• _Task statement_:
Filter this material down to the lines that hold "omega", copying each one.

• _Data entries_:
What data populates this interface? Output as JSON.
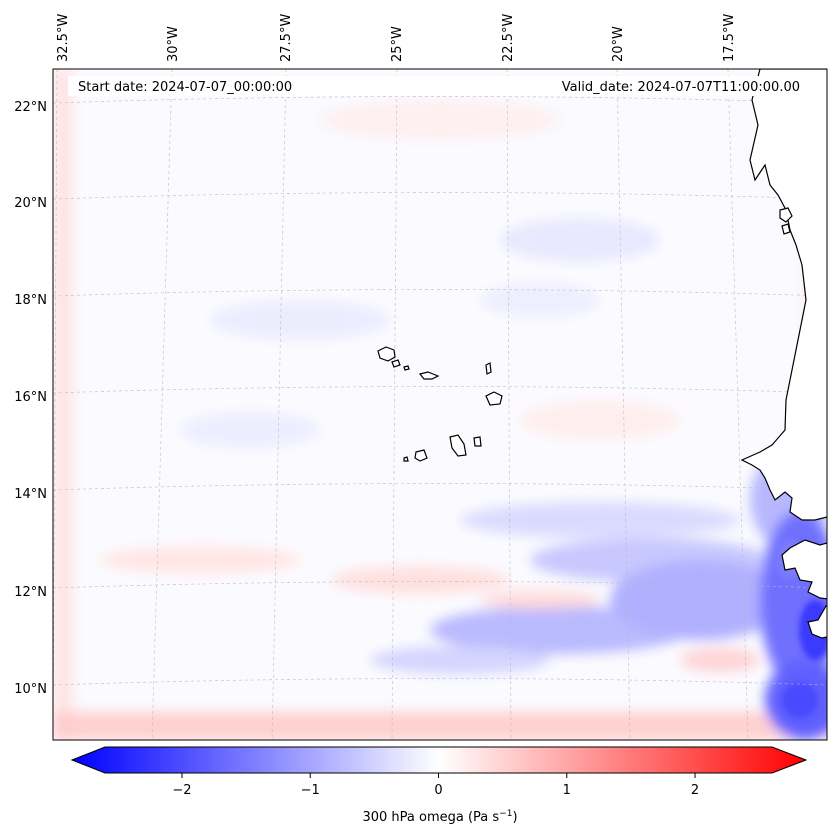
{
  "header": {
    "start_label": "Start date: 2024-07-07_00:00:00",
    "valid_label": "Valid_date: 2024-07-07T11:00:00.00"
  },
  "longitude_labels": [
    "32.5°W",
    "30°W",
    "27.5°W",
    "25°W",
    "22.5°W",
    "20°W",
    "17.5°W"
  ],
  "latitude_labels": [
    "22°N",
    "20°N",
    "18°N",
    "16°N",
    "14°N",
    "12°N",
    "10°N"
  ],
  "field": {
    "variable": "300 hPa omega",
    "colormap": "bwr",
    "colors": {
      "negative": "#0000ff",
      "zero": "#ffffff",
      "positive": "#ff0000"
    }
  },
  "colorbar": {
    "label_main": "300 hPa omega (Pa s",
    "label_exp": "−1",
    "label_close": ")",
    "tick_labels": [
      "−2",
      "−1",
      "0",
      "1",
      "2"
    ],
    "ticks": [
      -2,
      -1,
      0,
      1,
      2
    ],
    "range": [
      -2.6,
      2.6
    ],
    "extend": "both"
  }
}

• _Final result_:
    "variable": "300 hPa omega",
    "label_main": "300 hPa omega (Pa s",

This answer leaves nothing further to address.